▸ **Exercise description**
Transcribe only what runs from the line containing "Read out every word on this page." through the final line below, exactly, and leave every picture out.

▸ **Records to use**
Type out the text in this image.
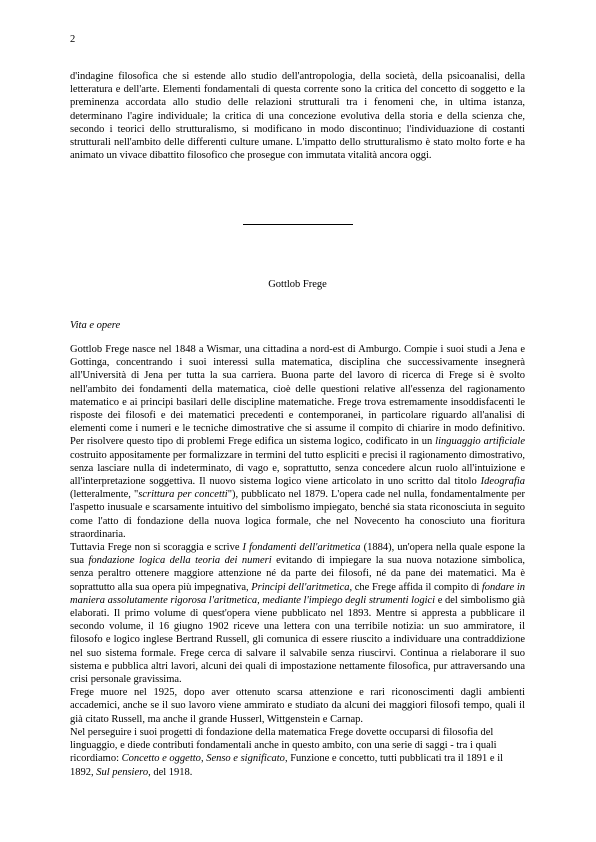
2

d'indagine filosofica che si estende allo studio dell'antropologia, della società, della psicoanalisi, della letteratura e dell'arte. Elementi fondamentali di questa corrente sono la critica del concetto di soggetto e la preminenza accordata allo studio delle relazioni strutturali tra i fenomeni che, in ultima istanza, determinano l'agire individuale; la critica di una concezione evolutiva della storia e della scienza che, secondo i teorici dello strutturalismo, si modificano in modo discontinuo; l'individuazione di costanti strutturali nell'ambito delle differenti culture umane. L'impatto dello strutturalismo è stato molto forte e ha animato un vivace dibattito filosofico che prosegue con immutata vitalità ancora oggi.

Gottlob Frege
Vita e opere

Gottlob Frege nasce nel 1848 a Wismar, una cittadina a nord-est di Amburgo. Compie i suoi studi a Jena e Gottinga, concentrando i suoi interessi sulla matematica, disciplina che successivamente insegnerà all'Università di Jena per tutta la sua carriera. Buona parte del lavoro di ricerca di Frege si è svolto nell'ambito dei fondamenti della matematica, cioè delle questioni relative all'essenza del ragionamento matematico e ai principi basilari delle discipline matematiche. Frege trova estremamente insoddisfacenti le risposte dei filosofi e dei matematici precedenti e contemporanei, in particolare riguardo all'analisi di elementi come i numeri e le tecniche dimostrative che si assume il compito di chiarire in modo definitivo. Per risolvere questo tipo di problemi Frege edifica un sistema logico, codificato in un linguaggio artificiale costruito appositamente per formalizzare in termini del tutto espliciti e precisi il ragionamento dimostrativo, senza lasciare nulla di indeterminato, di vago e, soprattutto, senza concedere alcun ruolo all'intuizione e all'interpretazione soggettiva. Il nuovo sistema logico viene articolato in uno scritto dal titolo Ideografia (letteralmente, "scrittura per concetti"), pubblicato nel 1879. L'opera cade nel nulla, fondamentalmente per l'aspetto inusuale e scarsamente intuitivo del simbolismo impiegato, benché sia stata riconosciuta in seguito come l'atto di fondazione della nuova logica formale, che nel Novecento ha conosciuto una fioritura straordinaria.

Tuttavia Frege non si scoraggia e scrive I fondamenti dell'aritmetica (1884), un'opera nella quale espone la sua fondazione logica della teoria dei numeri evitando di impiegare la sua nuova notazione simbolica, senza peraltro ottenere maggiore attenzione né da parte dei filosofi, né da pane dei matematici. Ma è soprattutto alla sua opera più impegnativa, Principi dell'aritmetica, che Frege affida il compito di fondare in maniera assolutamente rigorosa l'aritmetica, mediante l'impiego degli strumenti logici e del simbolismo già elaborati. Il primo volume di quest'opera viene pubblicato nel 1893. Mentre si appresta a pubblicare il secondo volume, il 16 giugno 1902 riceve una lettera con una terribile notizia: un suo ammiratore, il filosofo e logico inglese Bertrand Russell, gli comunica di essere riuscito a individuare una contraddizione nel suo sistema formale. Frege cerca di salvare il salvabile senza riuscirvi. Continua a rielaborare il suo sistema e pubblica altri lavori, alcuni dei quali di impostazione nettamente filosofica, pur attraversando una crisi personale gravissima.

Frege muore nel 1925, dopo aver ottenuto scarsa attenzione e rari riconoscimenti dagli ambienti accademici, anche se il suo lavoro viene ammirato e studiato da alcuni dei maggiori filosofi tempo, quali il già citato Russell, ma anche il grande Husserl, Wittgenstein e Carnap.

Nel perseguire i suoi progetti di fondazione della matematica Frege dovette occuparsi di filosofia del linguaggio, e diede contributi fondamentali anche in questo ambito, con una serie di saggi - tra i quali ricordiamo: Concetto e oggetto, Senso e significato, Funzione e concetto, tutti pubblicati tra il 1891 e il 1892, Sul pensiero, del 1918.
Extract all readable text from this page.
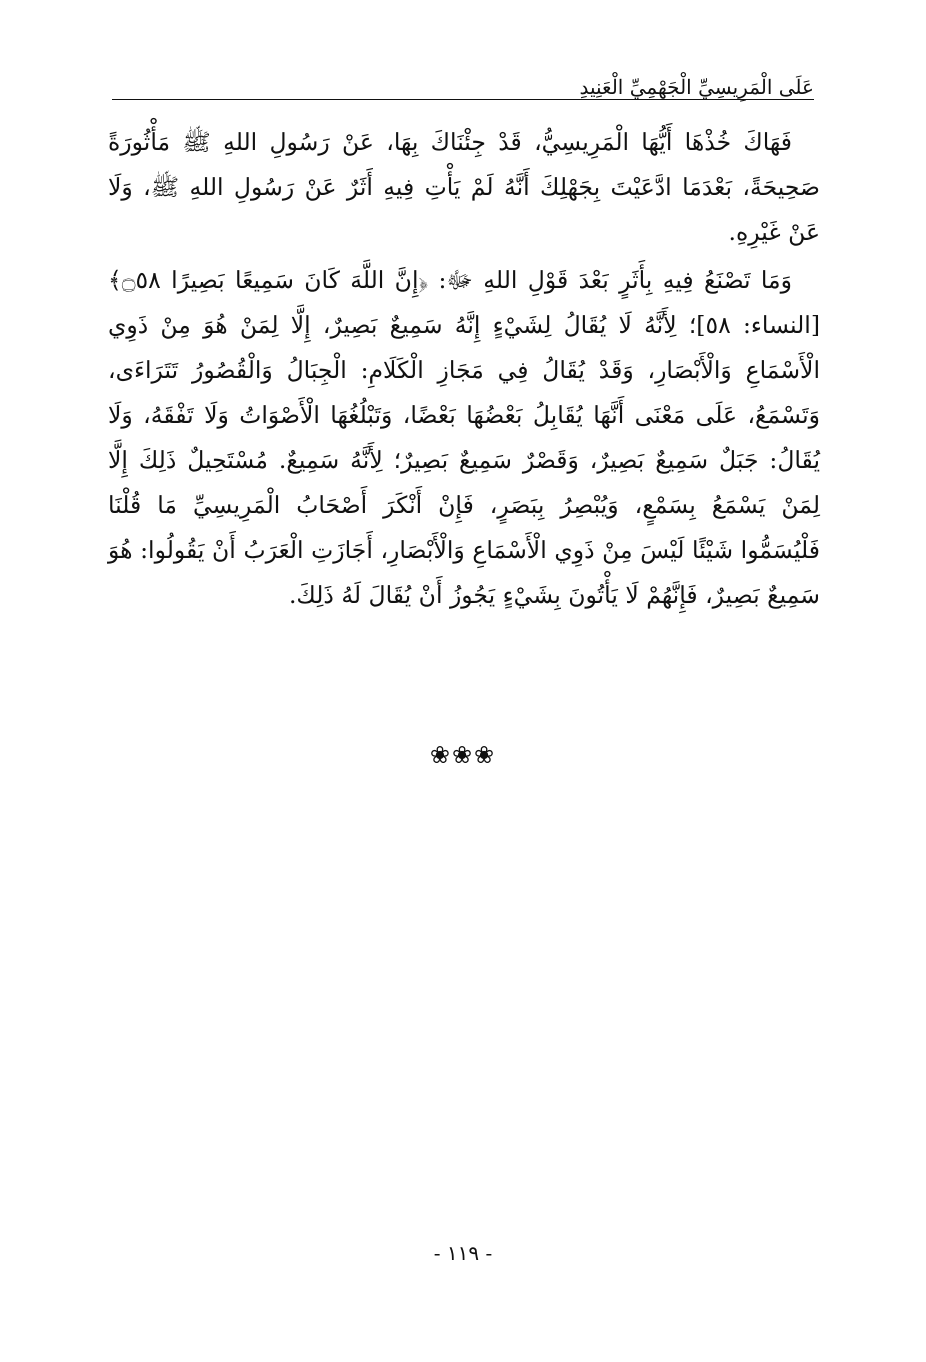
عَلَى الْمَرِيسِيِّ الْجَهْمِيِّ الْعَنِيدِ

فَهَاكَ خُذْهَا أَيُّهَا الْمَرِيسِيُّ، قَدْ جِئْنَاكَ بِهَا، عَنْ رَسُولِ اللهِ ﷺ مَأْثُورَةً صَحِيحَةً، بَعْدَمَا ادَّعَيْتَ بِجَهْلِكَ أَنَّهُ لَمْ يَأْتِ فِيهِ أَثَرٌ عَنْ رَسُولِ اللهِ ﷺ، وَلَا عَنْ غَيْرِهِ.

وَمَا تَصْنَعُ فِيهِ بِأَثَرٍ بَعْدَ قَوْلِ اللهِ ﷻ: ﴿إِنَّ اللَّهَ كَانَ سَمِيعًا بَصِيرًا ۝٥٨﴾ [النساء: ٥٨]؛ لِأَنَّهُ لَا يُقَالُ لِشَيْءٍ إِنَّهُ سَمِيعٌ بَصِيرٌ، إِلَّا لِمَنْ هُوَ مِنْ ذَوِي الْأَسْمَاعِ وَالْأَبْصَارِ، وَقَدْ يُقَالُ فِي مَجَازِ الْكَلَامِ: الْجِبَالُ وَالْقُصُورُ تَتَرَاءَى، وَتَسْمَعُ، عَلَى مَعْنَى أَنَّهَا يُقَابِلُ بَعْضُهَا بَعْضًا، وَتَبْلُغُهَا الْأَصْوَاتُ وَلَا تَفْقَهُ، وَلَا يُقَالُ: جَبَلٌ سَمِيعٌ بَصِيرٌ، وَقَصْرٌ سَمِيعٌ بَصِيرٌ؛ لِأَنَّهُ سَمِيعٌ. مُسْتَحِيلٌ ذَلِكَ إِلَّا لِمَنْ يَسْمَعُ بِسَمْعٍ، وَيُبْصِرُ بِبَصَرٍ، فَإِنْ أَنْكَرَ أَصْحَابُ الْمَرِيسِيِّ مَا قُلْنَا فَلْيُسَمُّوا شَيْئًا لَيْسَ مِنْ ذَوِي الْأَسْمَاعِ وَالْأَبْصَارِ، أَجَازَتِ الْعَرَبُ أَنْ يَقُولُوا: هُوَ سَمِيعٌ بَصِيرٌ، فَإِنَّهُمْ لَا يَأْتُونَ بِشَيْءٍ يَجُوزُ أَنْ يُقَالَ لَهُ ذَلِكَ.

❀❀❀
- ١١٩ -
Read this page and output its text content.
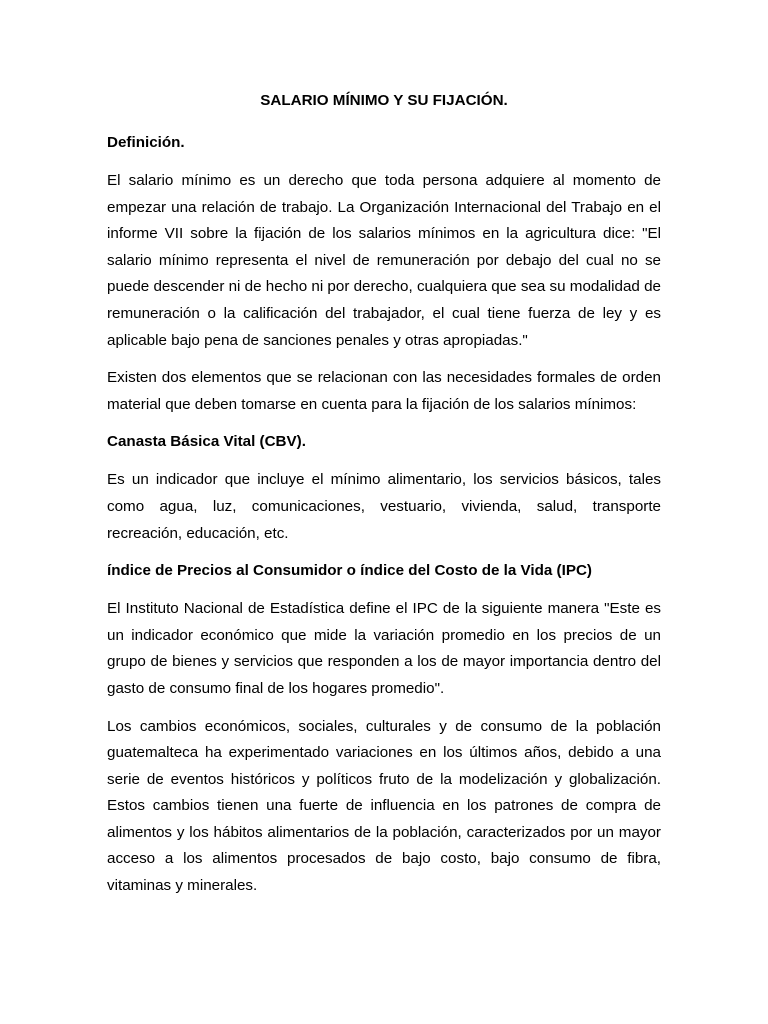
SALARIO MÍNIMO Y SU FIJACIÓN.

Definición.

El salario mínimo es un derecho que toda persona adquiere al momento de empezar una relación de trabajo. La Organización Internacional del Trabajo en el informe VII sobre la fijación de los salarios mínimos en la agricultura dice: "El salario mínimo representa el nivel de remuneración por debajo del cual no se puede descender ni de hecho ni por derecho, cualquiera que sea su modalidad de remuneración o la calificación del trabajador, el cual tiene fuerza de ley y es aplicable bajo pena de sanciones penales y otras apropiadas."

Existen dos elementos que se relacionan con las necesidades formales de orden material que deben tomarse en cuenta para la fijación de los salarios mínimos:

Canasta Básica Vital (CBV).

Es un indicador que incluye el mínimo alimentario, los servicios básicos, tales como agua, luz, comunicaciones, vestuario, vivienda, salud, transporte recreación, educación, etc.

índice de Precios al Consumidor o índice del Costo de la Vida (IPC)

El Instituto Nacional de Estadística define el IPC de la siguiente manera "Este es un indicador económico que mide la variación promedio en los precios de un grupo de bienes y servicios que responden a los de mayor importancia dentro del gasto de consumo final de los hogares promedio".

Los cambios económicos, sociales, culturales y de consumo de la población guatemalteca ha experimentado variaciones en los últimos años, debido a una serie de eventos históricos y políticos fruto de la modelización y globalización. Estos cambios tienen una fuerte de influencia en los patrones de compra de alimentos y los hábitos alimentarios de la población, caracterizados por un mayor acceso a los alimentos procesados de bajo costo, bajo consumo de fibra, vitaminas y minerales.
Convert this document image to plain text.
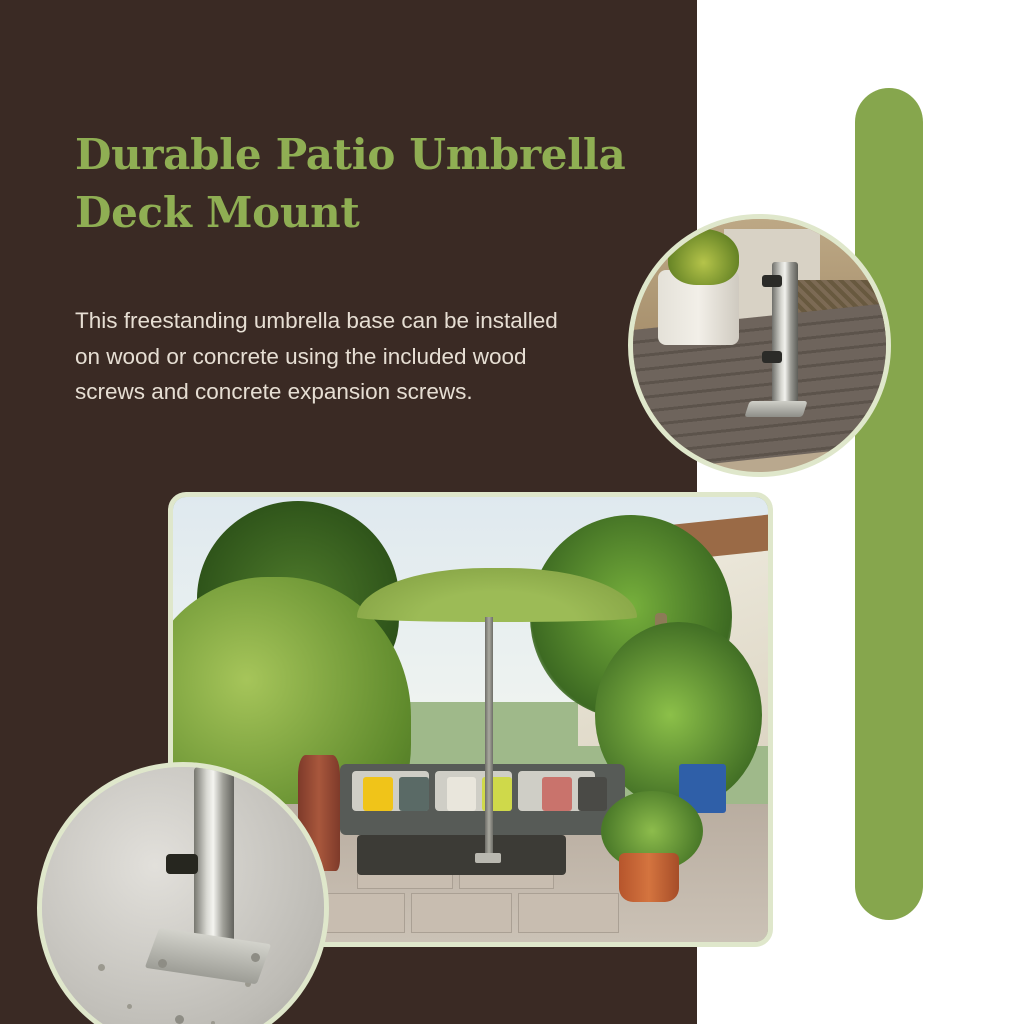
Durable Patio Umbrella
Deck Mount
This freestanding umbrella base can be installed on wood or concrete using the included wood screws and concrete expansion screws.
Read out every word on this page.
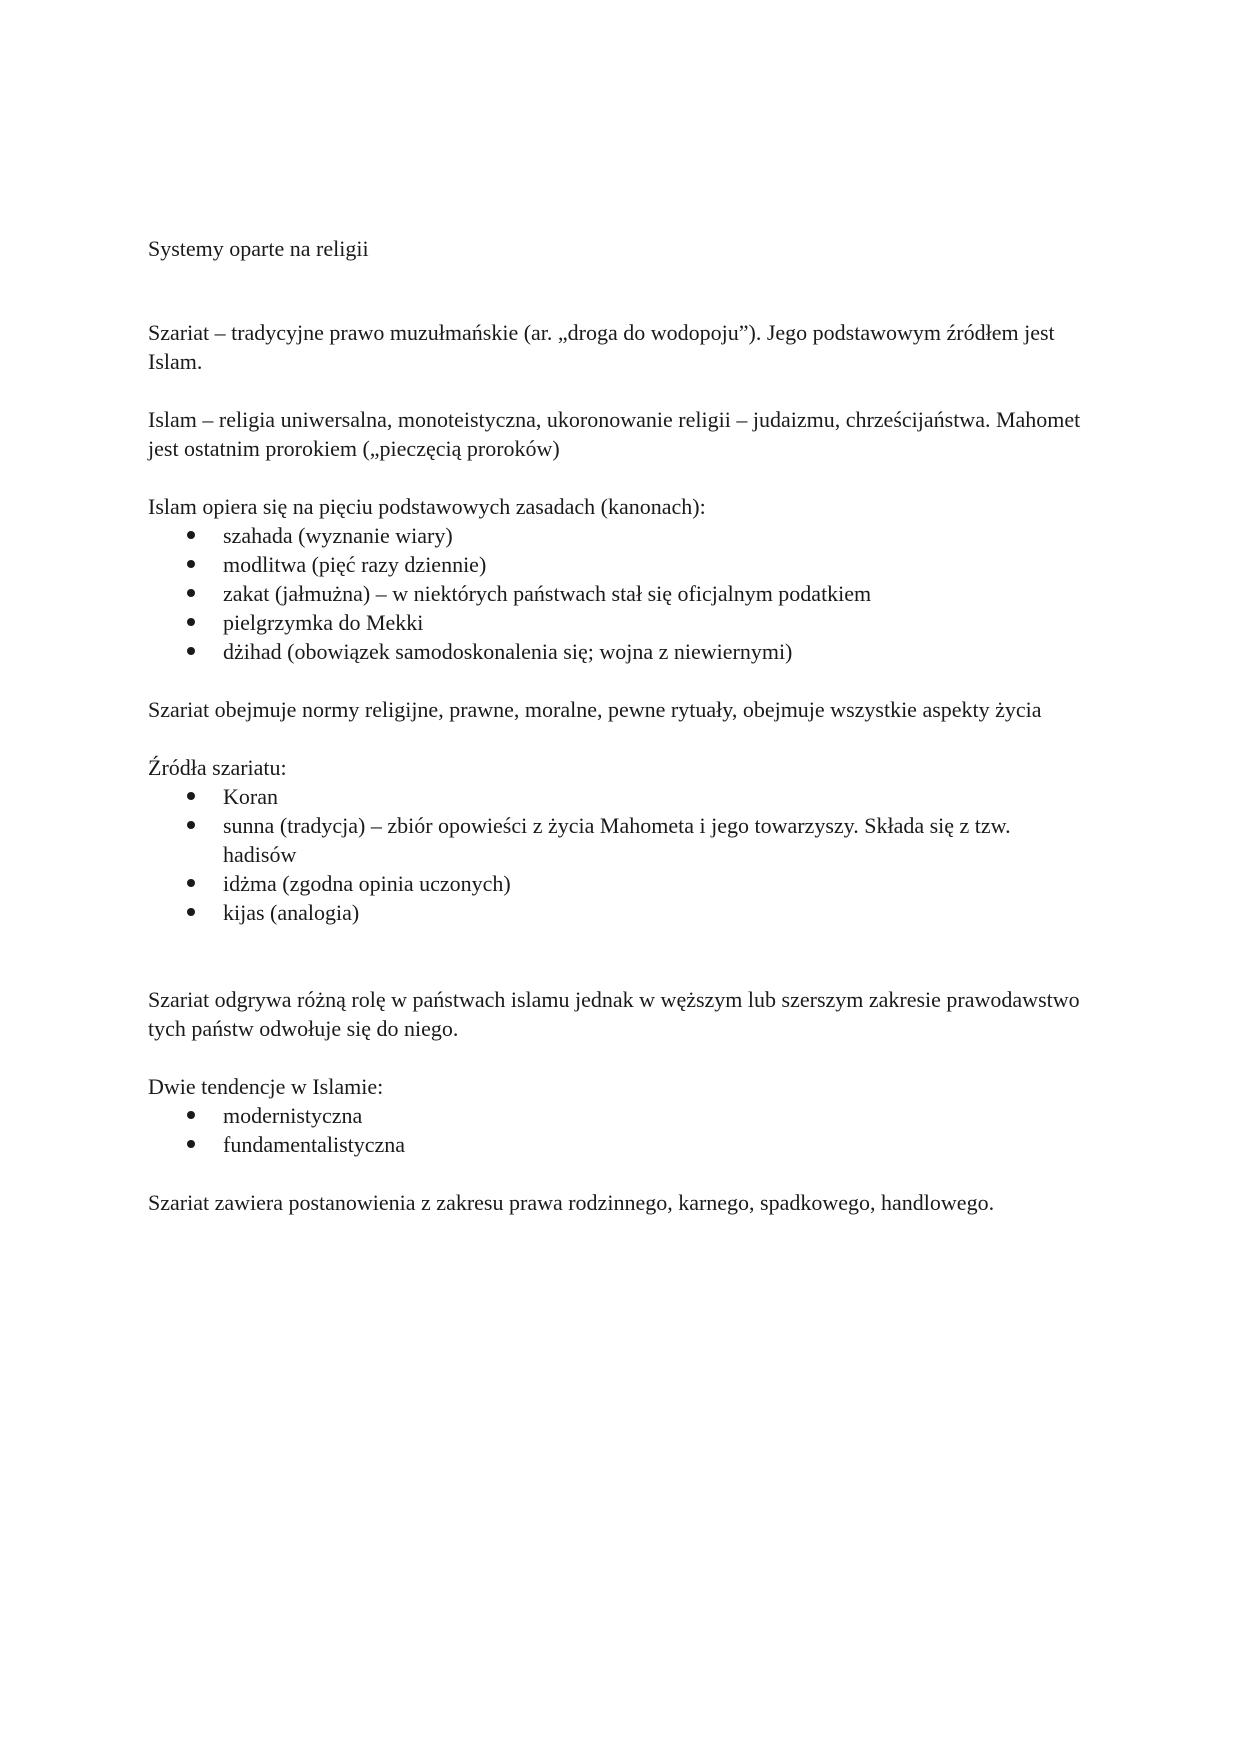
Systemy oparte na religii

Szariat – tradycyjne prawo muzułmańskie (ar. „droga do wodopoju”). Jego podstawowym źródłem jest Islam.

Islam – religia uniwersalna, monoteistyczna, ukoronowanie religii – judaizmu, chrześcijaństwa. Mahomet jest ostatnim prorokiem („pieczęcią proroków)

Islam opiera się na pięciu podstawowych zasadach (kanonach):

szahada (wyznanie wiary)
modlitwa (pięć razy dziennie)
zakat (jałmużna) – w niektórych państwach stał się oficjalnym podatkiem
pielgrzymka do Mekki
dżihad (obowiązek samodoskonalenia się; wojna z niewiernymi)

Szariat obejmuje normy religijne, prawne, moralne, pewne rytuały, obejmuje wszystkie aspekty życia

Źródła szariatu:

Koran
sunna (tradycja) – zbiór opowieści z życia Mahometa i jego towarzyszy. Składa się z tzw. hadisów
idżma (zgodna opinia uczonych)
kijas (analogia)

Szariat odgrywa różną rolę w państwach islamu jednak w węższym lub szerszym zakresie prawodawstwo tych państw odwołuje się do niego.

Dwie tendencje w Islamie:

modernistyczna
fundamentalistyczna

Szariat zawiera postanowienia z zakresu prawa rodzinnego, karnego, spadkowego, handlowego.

▸ **Task result**
Read out every word on this page.
Systemy oparte na religii

Szariat – tradycyjne prawo muzułmańskie (ar. „droga do wodopoju”). Jego podstawowym źródłem jest Islam.

Islam – religia uniwersalna, monoteistyczna, ukoronowanie religii – judaizmu, chrześcijaństwa. Mahomet jest ostatnim prorokiem („pieczęcią proroków)

Islam opiera się na pięciu podstawowych zasadach (kanonach):

szahada (wyznanie wiary)
modlitwa (pięć razy dziennie)
zakat (jałmużna) – w niektórych państwach stał się oficjalnym podatkiem
pielgrzymka do Mekki
dżihad (obowiązek samodoskonalenia się; wojna z niewiernymi)

Szariat obejmuje normy religijne, prawne, moralne, pewne rytuały, obejmuje wszystkie aspekty życia

Źródła szariatu:

Koran
sunna (tradycja) – zbiór opowieści z życia Mahometa i jego towarzyszy. Składa się z tzw. hadisów
idżma (zgodna opinia uczonych)
kijas (analogia)

Szariat odgrywa różną rolę w państwach islamu jednak w węższym lub szerszym zakresie prawodawstwo tych państw odwołuje się do niego.

Dwie tendencje w Islamie:

modernistyczna
fundamentalistyczna

Szariat zawiera postanowienia z zakresu prawa rodzinnego, karnego, spadkowego, handlowego.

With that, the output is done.